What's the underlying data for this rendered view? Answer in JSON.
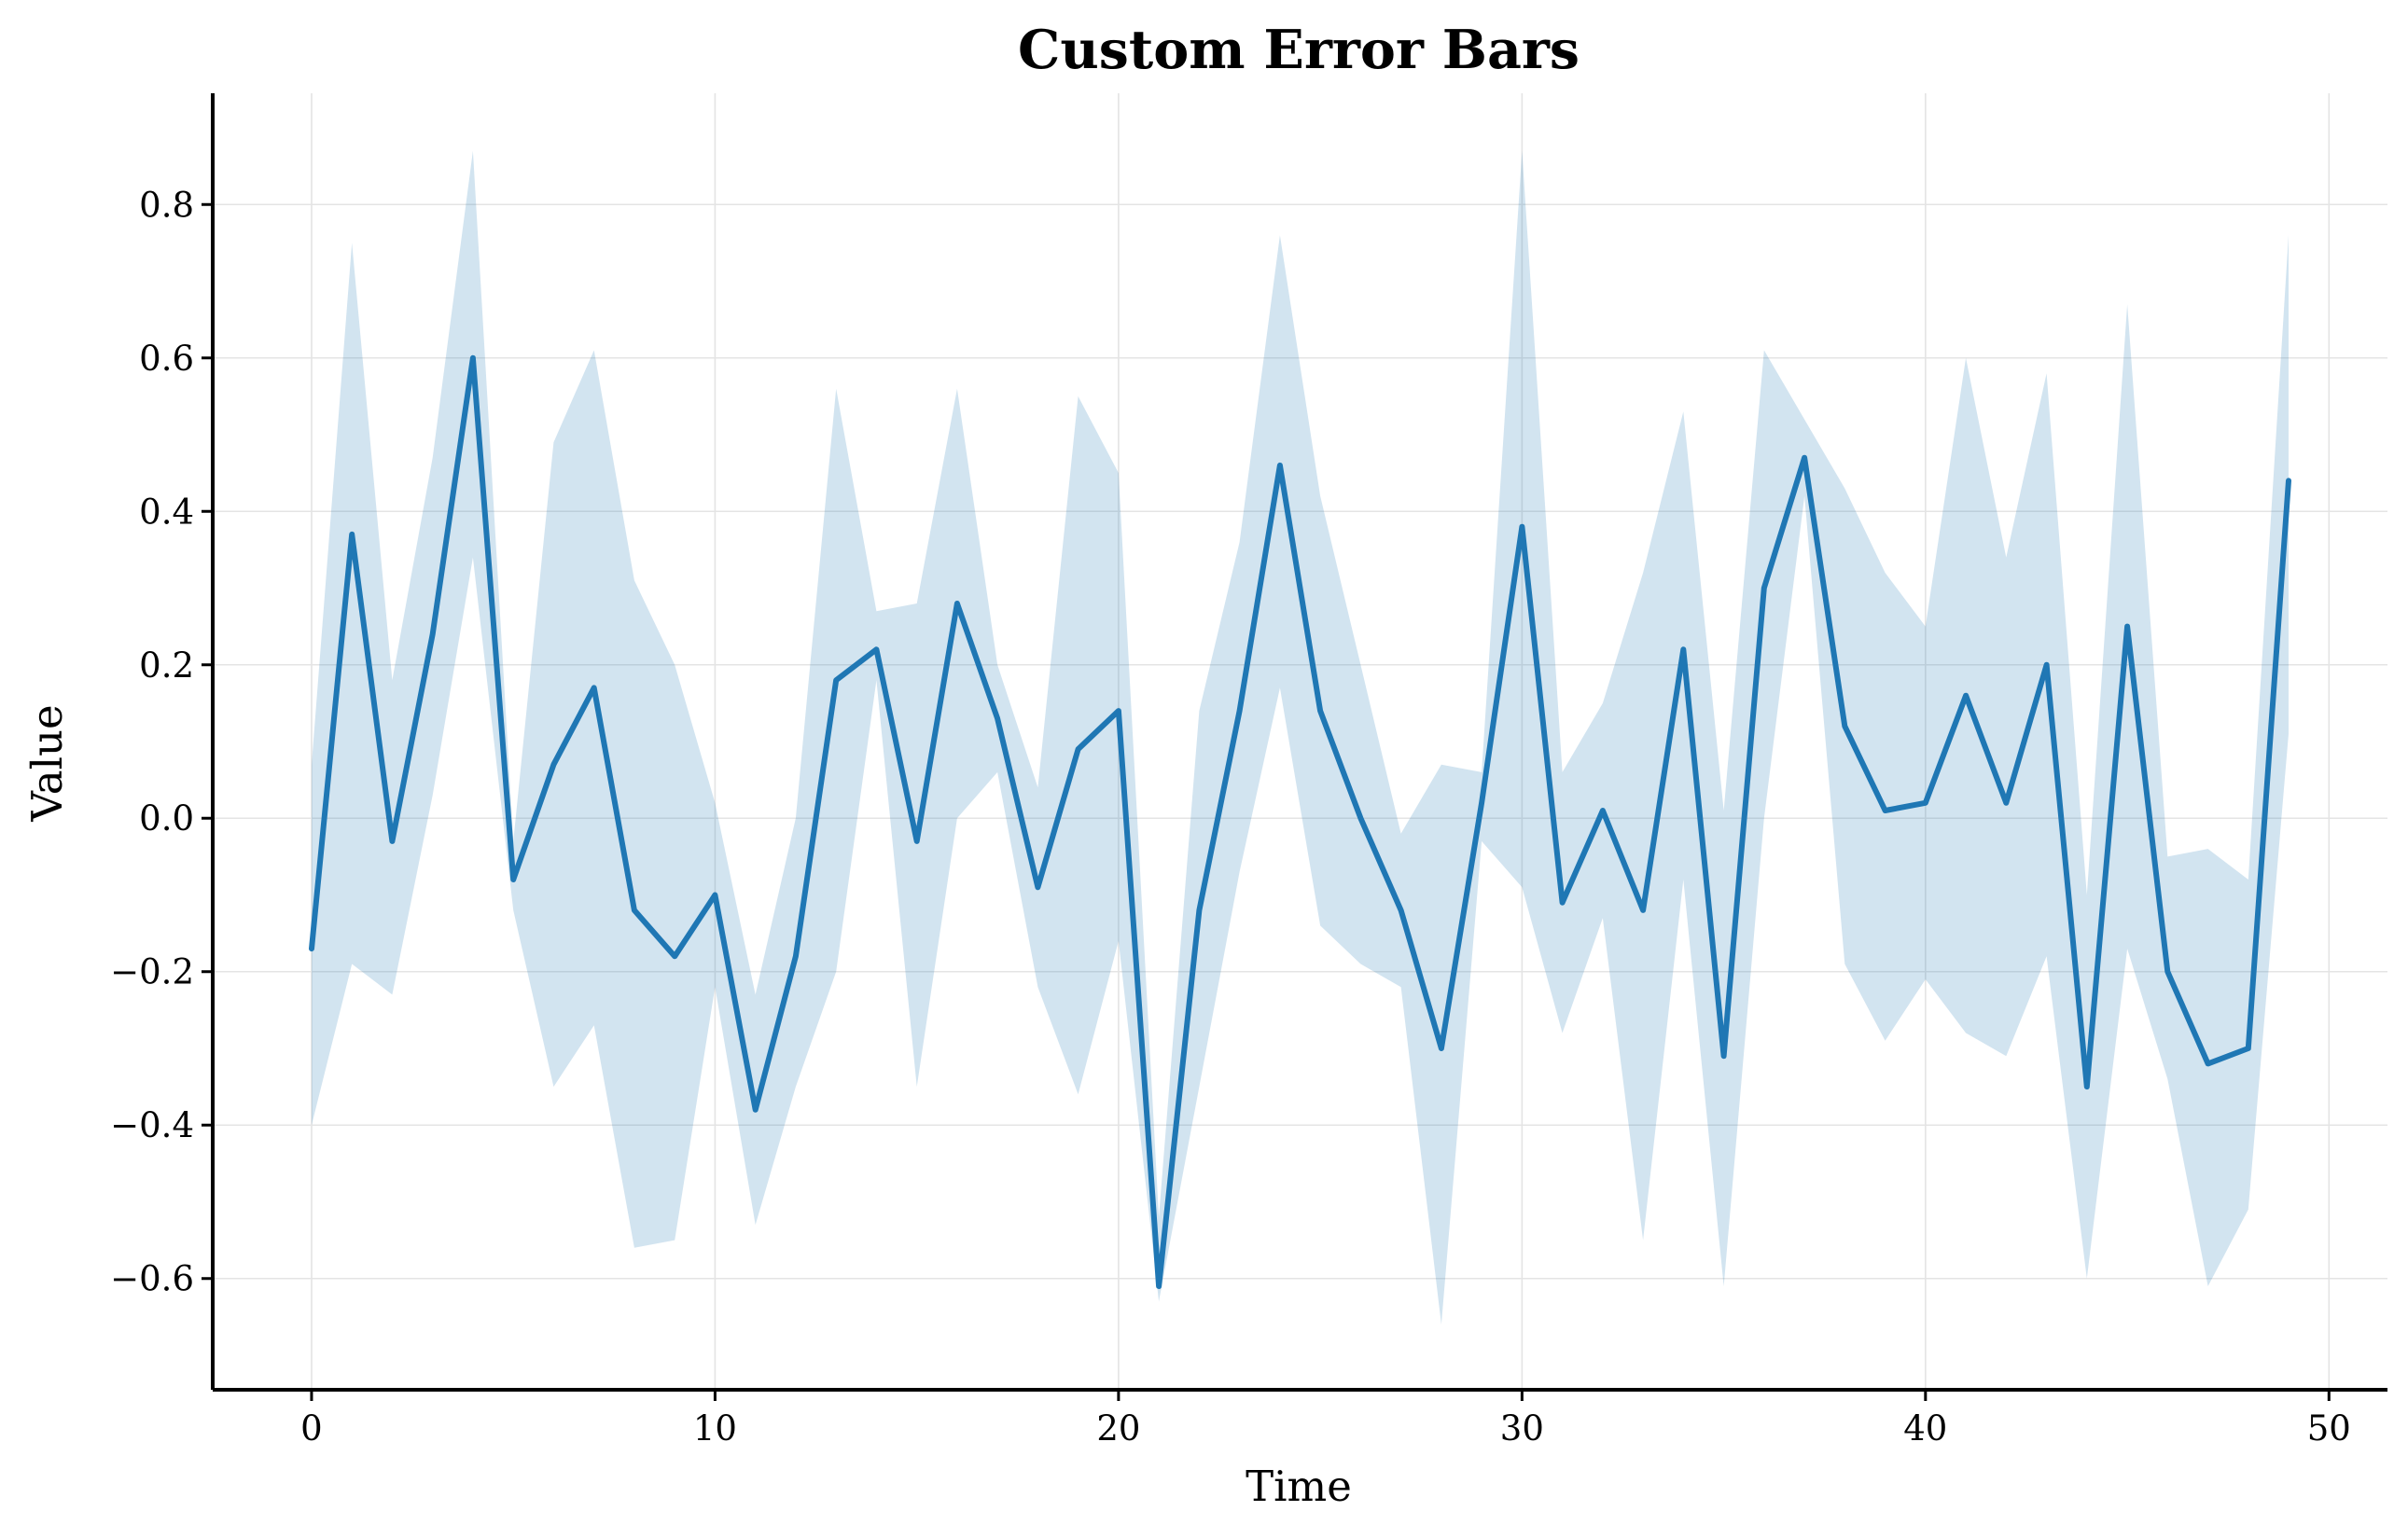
{
  "chart_data": {
    "type": "line",
    "title": "Custom Error Bars",
    "xlabel": "Time",
    "ylabel": "Value",
    "xlim": [
      -2.45,
      51.45
    ],
    "ylim": [
      -0.745,
      0.945
    ],
    "xticks": [
      0,
      10,
      20,
      30,
      40,
      50
    ],
    "xtick_labels": [
      "0",
      "10",
      "20",
      "30",
      "40",
      "50"
    ],
    "yticks": [
      -0.6,
      -0.4,
      -0.2,
      0.0,
      0.2,
      0.4,
      0.6,
      0.8
    ],
    "ytick_labels": [
      "−0.6",
      "−0.4",
      "−0.2",
      "0.0",
      "0.2",
      "0.4",
      "0.6",
      "0.8"
    ],
    "grid": true,
    "colors": {
      "line": "#1f77b4",
      "band": "#1f77b4",
      "band_opacity": 0.2
    },
    "x": [
      0,
      1,
      2,
      3,
      4,
      5,
      6,
      7,
      8,
      9,
      10,
      11,
      12,
      13,
      14,
      15,
      16,
      17,
      18,
      19,
      20,
      21,
      22,
      23,
      24,
      25,
      26,
      27,
      28,
      29,
      30,
      31,
      32,
      33,
      34,
      35,
      36,
      37,
      38,
      39,
      40,
      41,
      42,
      43,
      44,
      45,
      46,
      47,
      48,
      49
    ],
    "series": [
      {
        "values": [
          -0.17,
          0.37,
          -0.03,
          0.24,
          0.6,
          -0.08,
          0.07,
          0.17,
          -0.12,
          -0.18,
          -0.1,
          -0.38,
          -0.18,
          0.18,
          0.22,
          -0.03,
          0.28,
          0.13,
          -0.09,
          0.09,
          0.14,
          -0.61,
          -0.12,
          0.14,
          0.46,
          0.14,
          0.0,
          -0.12,
          -0.3,
          0.02,
          0.38,
          -0.11,
          0.01,
          -0.12,
          0.22,
          -0.31,
          0.3,
          0.47,
          0.12,
          0.01,
          0.02,
          0.16,
          0.02,
          0.2,
          -0.35,
          0.25,
          -0.2,
          -0.32,
          -0.3,
          0.44
        ],
        "lower": [
          -0.4,
          -0.19,
          -0.23,
          0.03,
          0.34,
          -0.12,
          -0.35,
          -0.27,
          -0.56,
          -0.55,
          -0.22,
          -0.53,
          -0.35,
          -0.2,
          0.18,
          -0.35,
          0.0,
          0.06,
          -0.22,
          -0.36,
          -0.16,
          -0.63,
          -0.35,
          -0.07,
          0.17,
          -0.14,
          -0.19,
          -0.22,
          -0.66,
          -0.03,
          -0.09,
          -0.28,
          -0.13,
          -0.55,
          -0.08,
          -0.61,
          0.0,
          0.42,
          -0.19,
          -0.29,
          -0.21,
          -0.28,
          -0.31,
          -0.18,
          -0.6,
          -0.17,
          -0.34,
          -0.61,
          -0.51,
          0.11
        ],
        "upper": [
          0.07,
          0.75,
          0.18,
          0.47,
          0.87,
          -0.03,
          0.49,
          0.61,
          0.31,
          0.2,
          0.02,
          -0.23,
          0.0,
          0.56,
          0.27,
          0.28,
          0.56,
          0.2,
          0.04,
          0.55,
          0.45,
          -0.52,
          0.14,
          0.36,
          0.76,
          0.42,
          0.2,
          -0.02,
          0.07,
          0.06,
          0.87,
          0.06,
          0.15,
          0.32,
          0.53,
          0.01,
          0.61,
          0.52,
          0.43,
          0.32,
          0.25,
          0.6,
          0.34,
          0.58,
          -0.1,
          0.67,
          -0.05,
          -0.04,
          -0.08,
          0.76
        ]
      }
    ]
  }
}
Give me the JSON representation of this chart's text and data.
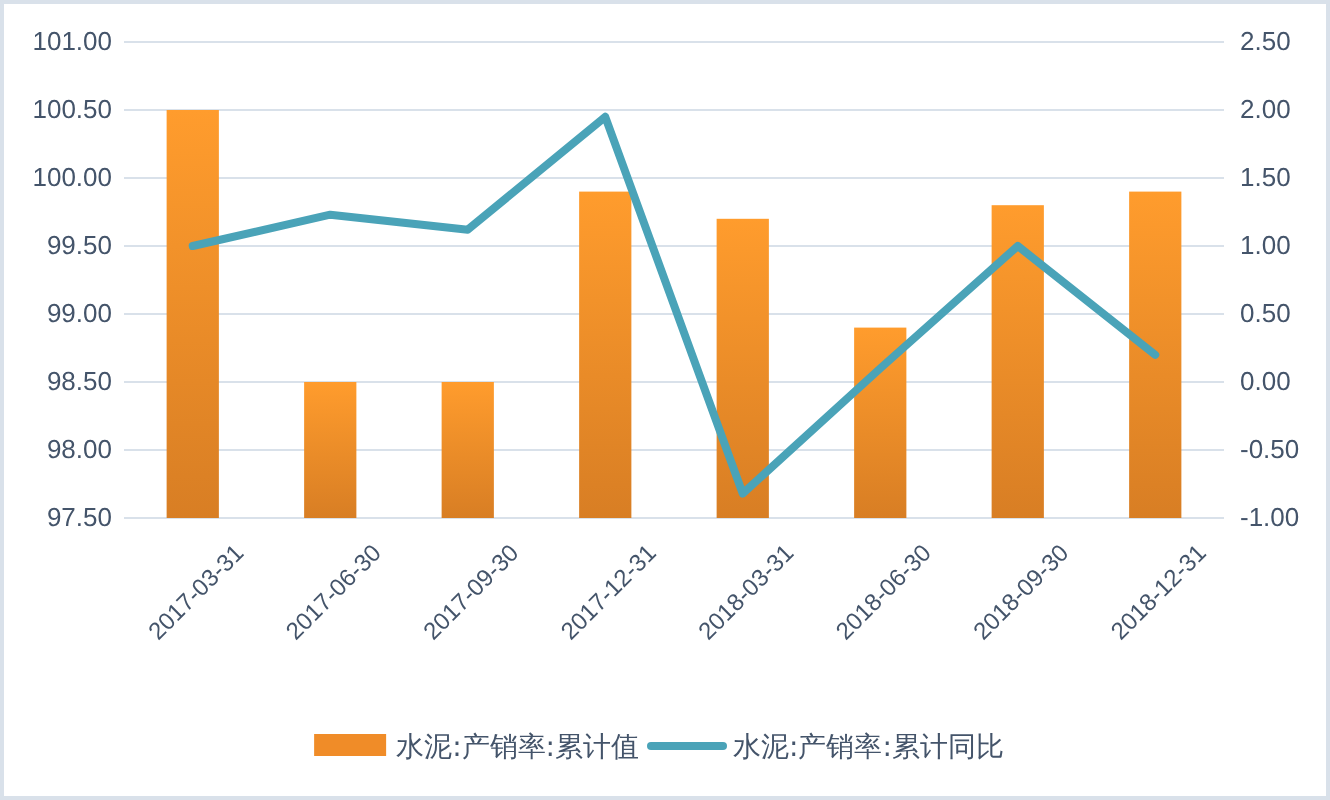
{
  "chart_data": {
    "type": "bar",
    "categories": [
      "2017-03-31",
      "2017-06-30",
      "2017-09-30",
      "2017-12-31",
      "2018-03-31",
      "2018-06-30",
      "2018-09-30",
      "2018-12-31"
    ],
    "series": [
      {
        "name": "水泥:产销率:累计值",
        "color": "#f08c28",
        "values": [
          100.5,
          98.5,
          98.5,
          99.9,
          99.7,
          98.9,
          99.8,
          99.9
        ]
      },
      {
        "name": "水泥:产销率:累计同比",
        "type": "line",
        "axis": "y2",
        "color": "#4aa3b8",
        "values": [
          1.0,
          1.23,
          1.12,
          1.95,
          -0.82,
          0.1,
          1.0,
          0.2
        ]
      }
    ],
    "ylim": [
      97.5,
      101
    ],
    "yticks": [
      {
        "value": 97.5,
        "label": "97.50"
      },
      {
        "value": 98,
        "label": "98.00"
      },
      {
        "value": 98.5,
        "label": "98.50"
      },
      {
        "value": 99,
        "label": "99.00"
      },
      {
        "value": 99.5,
        "label": "99.50"
      },
      {
        "value": 100,
        "label": "100.00"
      },
      {
        "value": 100.5,
        "label": "100.50"
      },
      {
        "value": 101,
        "label": "101.00"
      }
    ],
    "y2lim": [
      -1,
      2.5
    ],
    "y2ticks": [
      {
        "value": -1,
        "label": "-1.00"
      },
      {
        "value": -0.5,
        "label": "-0.50"
      },
      {
        "value": 0,
        "label": "0.00"
      },
      {
        "value": 0.5,
        "label": "0.50"
      },
      {
        "value": 1,
        "label": "1.00"
      },
      {
        "value": 1.5,
        "label": "1.50"
      },
      {
        "value": 2,
        "label": "2.00"
      },
      {
        "value": 2.5,
        "label": "2.50"
      }
    ],
    "grid": "y",
    "legend": "bottom",
    "marker": "none",
    "line_style": "solid"
  }
}
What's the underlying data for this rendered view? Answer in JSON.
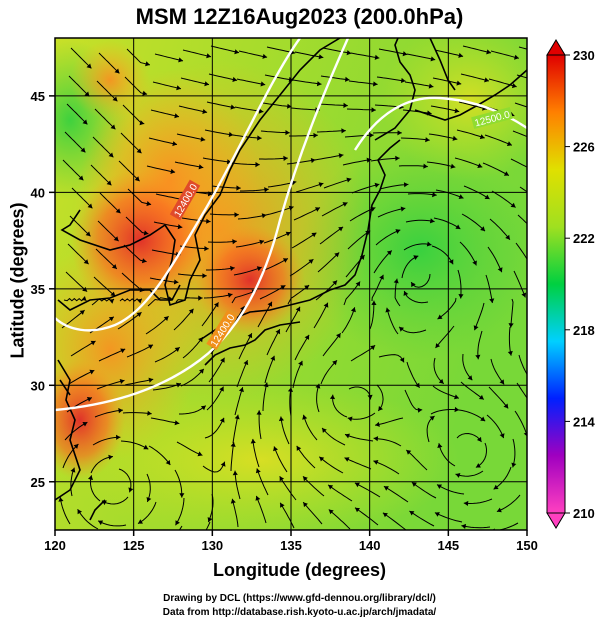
{
  "title": "MSM 12Z16Aug2023 (200.0hPa)",
  "axes": {
    "xlabel": "Longitude (degrees)",
    "ylabel": "Latitude  (degrees)",
    "x_ticks": [
      "120",
      "125",
      "130",
      "135",
      "140",
      "145",
      "150"
    ],
    "y_ticks": [
      "25",
      "30",
      "35",
      "40",
      "45"
    ],
    "xlim": [
      120,
      150
    ],
    "ylim": [
      22.5,
      48
    ]
  },
  "colorbar": {
    "ticks": [
      "230",
      "226",
      "222",
      "218",
      "214",
      "210"
    ],
    "range": [
      210,
      230
    ],
    "colors": [
      "#ff40c0",
      "#a000c0",
      "#0020ff",
      "#00d0ff",
      "#00d040",
      "#a0e020",
      "#e0e000",
      "#ff8000",
      "#e00000"
    ]
  },
  "contours": [
    {
      "label": "12400.0"
    },
    {
      "label": "12400.0"
    },
    {
      "label": "12500.0"
    }
  ],
  "credits": {
    "line1": "Drawing by DCL (https://www.gfd-dennou.org/library/dcl/)",
    "line2": "Data from http://database.rish.kyoto-u.ac.jp/arch/jmadata/"
  }
}
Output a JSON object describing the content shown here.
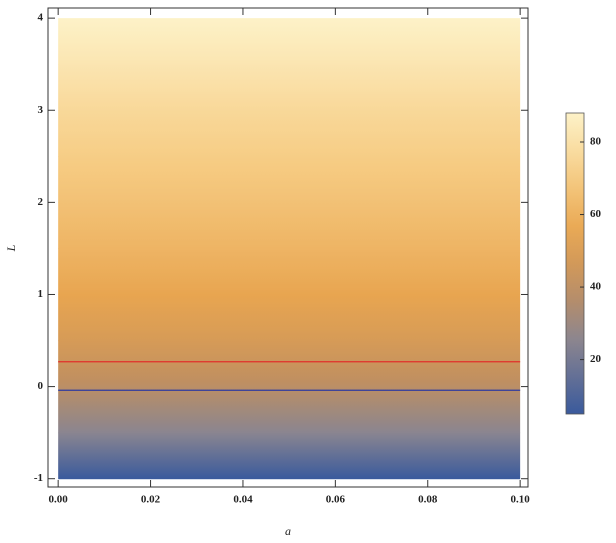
{
  "chart_data": {
    "type": "density",
    "x_label": "a",
    "y_label": "L",
    "xlim": [
      -0.0022,
      0.1017
    ],
    "ylim": [
      -1.09,
      4.11
    ],
    "x_range": [
      0,
      0.1
    ],
    "xticks": [
      {
        "value": 0,
        "label": "0.00"
      },
      {
        "value": 0.02,
        "label": "0.02"
      },
      {
        "value": 0.04,
        "label": "0.04"
      },
      {
        "value": 0.06,
        "label": "0.06"
      },
      {
        "value": 0.08,
        "label": "0.08"
      },
      {
        "value": 0.1,
        "label": "0.10"
      }
    ],
    "yticks": [
      -1,
      0,
      1,
      2,
      3,
      4
    ],
    "y": [
      -1,
      -0.5,
      0,
      0.5,
      1,
      1.5,
      2,
      2.5,
      3,
      3.5,
      4
    ],
    "z": [
      5,
      25,
      38,
      48,
      55,
      61,
      66,
      71,
      76,
      82,
      88
    ],
    "colormap": {
      "stops": [
        5,
        25,
        40,
        55,
        70,
        88
      ],
      "colors": [
        "#3a5a9c",
        "#8a8590",
        "#c2905f",
        "#e8a550",
        "#f6cb82",
        "#fdf2c8"
      ]
    },
    "colorbar_lim": [
      5,
      88
    ],
    "colorbar_ticks": [
      20,
      40,
      60,
      80
    ],
    "lines": [
      {
        "y": 0.27,
        "color": "#e0302a"
      },
      {
        "y": -0.04,
        "color": "#2c3aa0"
      }
    ]
  }
}
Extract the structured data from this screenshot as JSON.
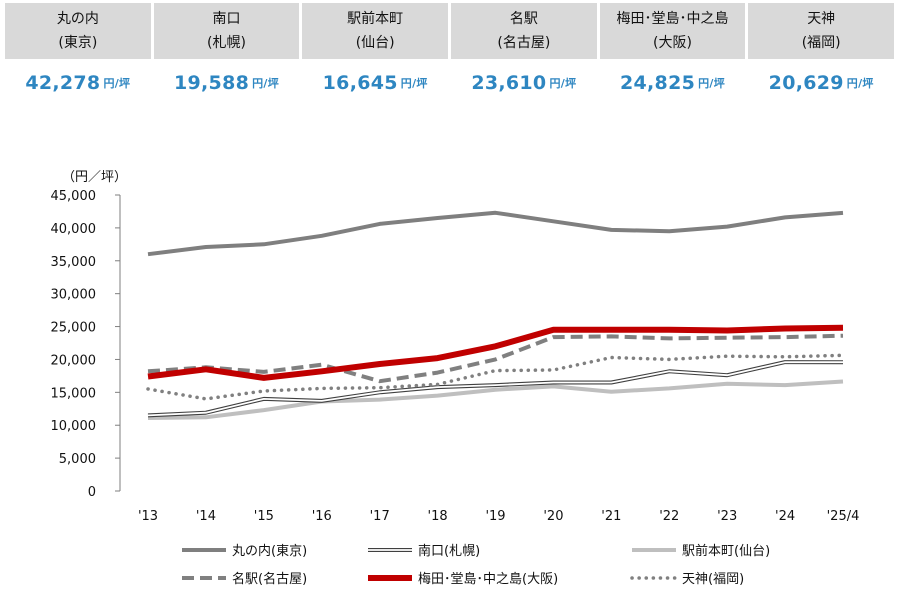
{
  "summary": [
    {
      "area": "丸の内",
      "city": "(東京)",
      "value": "42,278",
      "unit": "円/坪"
    },
    {
      "area": "南口",
      "city": "(札幌)",
      "value": "19,588",
      "unit": "円/坪"
    },
    {
      "area": "駅前本町",
      "city": "(仙台)",
      "value": "16,645",
      "unit": "円/坪"
    },
    {
      "area": "名駅",
      "city": "(名古屋)",
      "value": "23,610",
      "unit": "円/坪"
    },
    {
      "area": "梅田･堂島･中之島",
      "city": "(大阪)",
      "value": "24,825",
      "unit": "円/坪"
    },
    {
      "area": "天神",
      "city": "(福岡)",
      "value": "20,629",
      "unit": "円/坪"
    }
  ],
  "chart_data": {
    "type": "line",
    "ylabel": "（円／坪）",
    "ylim": [
      0,
      45000
    ],
    "yticks": [
      0,
      5000,
      10000,
      15000,
      20000,
      25000,
      30000,
      35000,
      40000,
      45000
    ],
    "ytick_labels": [
      "0",
      "5,000",
      "10,000",
      "15,000",
      "20,000",
      "25,000",
      "30,000",
      "35,000",
      "40,000",
      "45,000"
    ],
    "categories": [
      "'13",
      "'14",
      "'15",
      "'16",
      "'17",
      "'18",
      "'19",
      "'20",
      "'21",
      "'22",
      "'23",
      "'24",
      "'25/4"
    ],
    "grid": false,
    "legend_position": "bottom",
    "series": [
      {
        "name": "丸の内(東京)",
        "style": "thick-solid",
        "color": "#7f7f7f",
        "values": [
          36000,
          37100,
          37500,
          38800,
          40600,
          41500,
          42300,
          41000,
          39700,
          39500,
          40200,
          41600,
          42278
        ]
      },
      {
        "name": "南口(札幌)",
        "style": "double-line",
        "color": "#555555",
        "values": [
          11500,
          11900,
          14000,
          13700,
          15000,
          15800,
          16100,
          16500,
          16500,
          18200,
          17600,
          19600,
          19588
        ]
      },
      {
        "name": "駅前本町(仙台)",
        "style": "thick-light",
        "color": "#bfbfbf",
        "values": [
          11100,
          11200,
          12300,
          13600,
          13900,
          14500,
          15400,
          15900,
          15100,
          15600,
          16300,
          16100,
          16645
        ]
      },
      {
        "name": "名駅(名古屋)",
        "style": "dashed",
        "color": "#808080",
        "values": [
          18200,
          18800,
          18100,
          19200,
          16700,
          18000,
          20000,
          23400,
          23500,
          23200,
          23300,
          23400,
          23610
        ]
      },
      {
        "name": "梅田･堂島･中之島(大阪)",
        "style": "thick-red",
        "color": "#c00000",
        "values": [
          17400,
          18500,
          17200,
          18200,
          19300,
          20200,
          22000,
          24500,
          24500,
          24500,
          24400,
          24700,
          24825
        ]
      },
      {
        "name": "天神(福岡)",
        "style": "dotted",
        "color": "#808080",
        "values": [
          15500,
          14000,
          15200,
          15600,
          15700,
          16200,
          18300,
          18400,
          20300,
          20000,
          20500,
          20400,
          20629
        ]
      }
    ]
  }
}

DIRECTION: Collect every line from the records above that contains the word "type".

RESULT OF THIS TASK:
    "type": "line",
    "type": "bar",
        "type": "line",
    "type": "density",
    "type": "line",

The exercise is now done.